Dataset entries:
# # #

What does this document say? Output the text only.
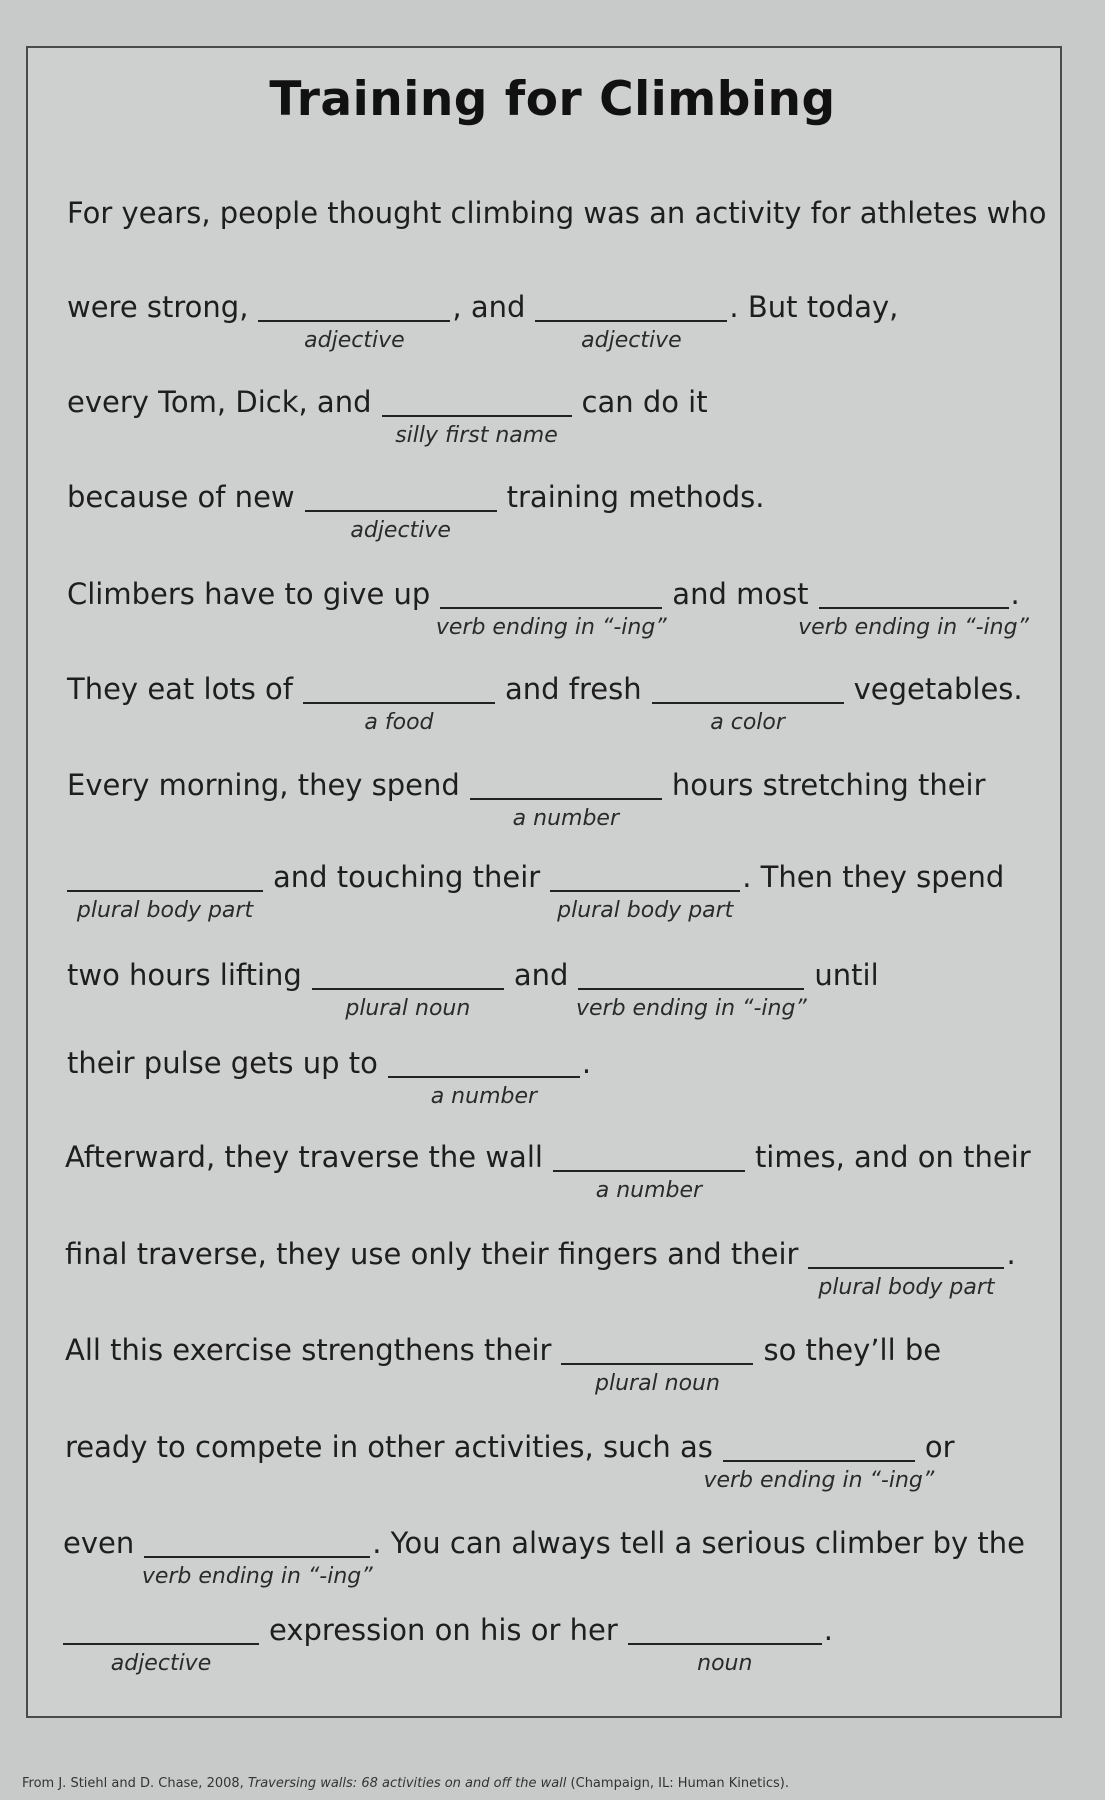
Training for Climbing
For years, people thought climbing was an activity for athletes who
were strong,
adjective
, and
adjective
. But today,
every Tom, Dick, and
silly first name
can do it
because of new
adjective
training methods.
Climbers have to give up
verb ending in “-ing”
and most
verb ending in “-ing”
.
They eat lots of
a food
and fresh
a color
vegetables.
Every morning, they spend
a number
hours stretching their
plural body part
and touching their
plural body part
. Then they spend
two hours lifting
plural noun
and
verb ending in “-ing”
until
their pulse gets up to
a number
.
Afterward, they traverse the wall
a number
times, and on their
final traverse, they use only their fingers and their
plural body part
.
All this exercise strengthens their
plural noun
so they’ll be
ready to compete in other activities, such as
verb ending in “-ing”
or
even
verb ending in “-ing”
. You can always tell a serious climber by the
adjective
expression on his or her
noun
.
From J. Stiehl and D. Chase, 2008, Traversing walls: 68 activities on and off the wall (Champaign, IL: Human Kinetics).
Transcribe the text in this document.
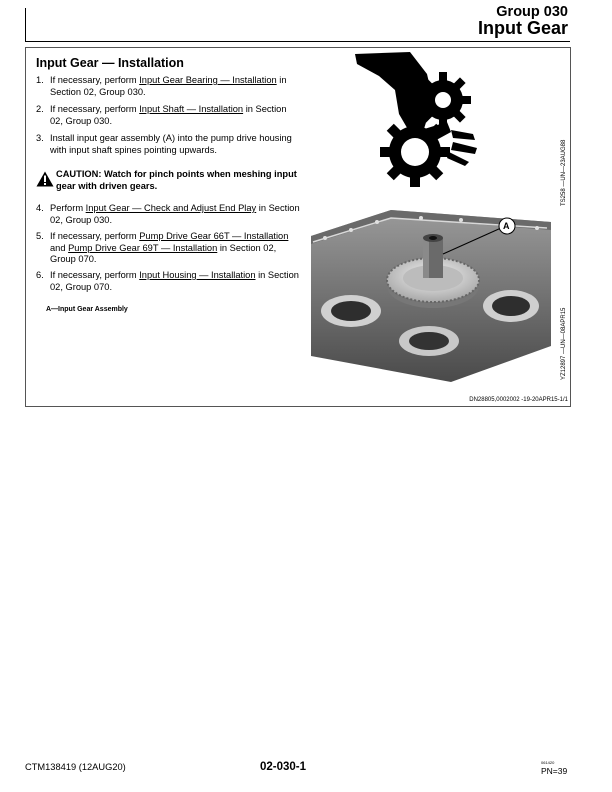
Group 030
Input Gear
Input Gear — Installation
1. If necessary, perform Input Gear Bearing — Installation in Section 02, Group 030.
2. If necessary, perform Input Shaft — Installation in Section 02, Group 030.
3. Install input gear assembly (A) into the pump drive housing with input shaft spines pointing upwards.
4. Perform Input Gear — Check and Adjust End Play in Section 02, Group 030.
5. If necessary, perform Pump Drive Gear 66T — Installation and Pump Drive Gear 69T — Installation in Section 02, Group 070.
6. If necessary, perform Input Housing — Installation in Section 02, Group 070.
CAUTION: Watch for pinch points when meshing input gear with driven gears.
A—Input Gear Assembly
A
TS258 —UN—23AUG88
YZ12897 —UN—08APR15
DN28805,0002002 -19-20APR15-1/1
CTM138419 (12AUG20)	02-030-1	061420
PN=39
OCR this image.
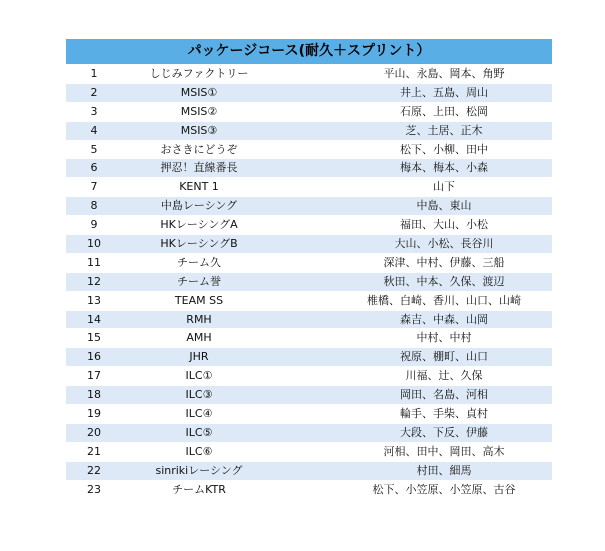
パッケージコース(耐久＋スプリント）
1	しじみファクトリー	平山、永島、岡本、角野
2	MSIS①	井上、五島、周山
3	MSIS②	石原、上田、松岡
4	MSIS③	芝、土居、正木
5	おさきにどうぞ	松下、小柳、田中
6	押忍！直線番長	梅本、梅本、小森
7	KENT 1	山下
8	中島レーシング	中島、東山
9	HKレーシングA	福田、大山、小松
10	HKレーシングB	大山、小松、長谷川
11	チーム久	深津、中村、伊藤、三船
12	チーム誉	秋田、中本、久保、渡辺
13	TEAM SS	椎橋、白崎、香川、山口、山崎
14	RMH	森吉、中森、山岡
15	AMH	中村、中村
16	JHR	祝原、棚町、山口
17	ILC①	川福、辻、久保
18	ILC③	岡田、名島、河相
19	ILC④	輪手、手柴、貞村
20	ILC⑤	大段、下反、伊藤
21	ILC⑥	河相、田中、岡田、高木
22	sinrikiレーシング	村田、細馬
23	チームKTR	松下、小笠原、小笠原、古谷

# # #

WHAT YOU WILL DO:
The records above should be reproduced exactly, with no pictures included.

TASK RESULT:
What does this document say? Output the text only.
Training for Climbing
For years, people thought climbing was an activity for athletes who
were strong,
adjective
, and
adjective
. But today,
every Tom, Dick, and
silly first name
can do it
because of new
adjective
training methods.
Climbers have to give up
verb ending in “-ing”
and most
verb ending in “-ing”
.
They eat lots of
a food
and fresh
a color
vegetables.
Every morning, they spend
a number
hours stretching their
plural body part
and touching their
plural body part
. Then they spend
two hours lifting
plural noun
and
verb ending in “-ing”
until
their pulse gets up to
a number
.
Afterward, they traverse the wall
a number
times, and on their
final traverse, they use only their fingers and their
plural body part
.
All this exercise strengthens their
plural noun
so they’ll be
ready to compete in other activities, such as
verb ending in “-ing”
or
even
verb ending in “-ing”
. You can always tell a serious climber by the
adjective
expression on his or her
noun
.
From J. Stiehl and D. Chase, 2008, Traversing walls: 68 activities on and off the wall (Champaign, IL: Human Kinetics).
Transcribe the text in this document.
Group 030
Input Gear
Input Gear — Installation
1. If necessary, perform Input Gear Bearing — Installation in Section 02, Group 030.
2. If necessary, perform Input Shaft — Installation in Section 02, Group 030.
3. Install input gear assembly (A) into the pump drive housing with input shaft spines pointing upwards.
4. Perform Input Gear — Check and Adjust End Play in Section 02, Group 030.
5. If necessary, perform Pump Drive Gear 66T — Installation and Pump Drive Gear 69T — Installation in Section 02, Group 070.
6. If necessary, perform Input Housing — Installation in Section 02, Group 070.
CAUTION: Watch for pinch points when meshing input gear with driven gears.
A—Input Gear Assembly
A
TS258 —UN—23AUG88
YZ12897 —UN—08APR15
DN28805,0002002 -19-20APR15-1/1
CTM138419 (12AUG20)	02-030-1	061420
PN=39
OCR this image.
パッケージコース(耐久＋スプリント）
1	しじみファクトリー	平山、永島、岡本、角野
2	MSIS①	井上、五島、周山
3	MSIS②	石原、上田、松岡
4	MSIS③	芝、土居、正木
5	おさきにどうぞ	松下、小柳、田中
6	押忍！直線番長	梅本、梅本、小森
7	KENT 1	山下
8	中島レーシング	中島、東山
9	HKレーシングA	福田、大山、小松
10	HKレーシングB	大山、小松、長谷川
11	チーム久	深津、中村、伊藤、三船
12	チーム誉	秋田、中本、久保、渡辺
13	TEAM SS	椎橋、白崎、香川、山口、山崎
14	RMH	森吉、中森、山岡
15	AMH	中村、中村
16	JHR	祝原、棚町、山口
17	ILC①	川福、辻、久保
18	ILC③	岡田、名島、河相
19	ILC④	輪手、手柴、貞村
20	ILC⑤	大段、下反、伊藤
21	ILC⑥	河相、田中、岡田、高木
22	sinrikiレーシング	村田、細馬
23	チームKTR	松下、小笠原、小笠原、古谷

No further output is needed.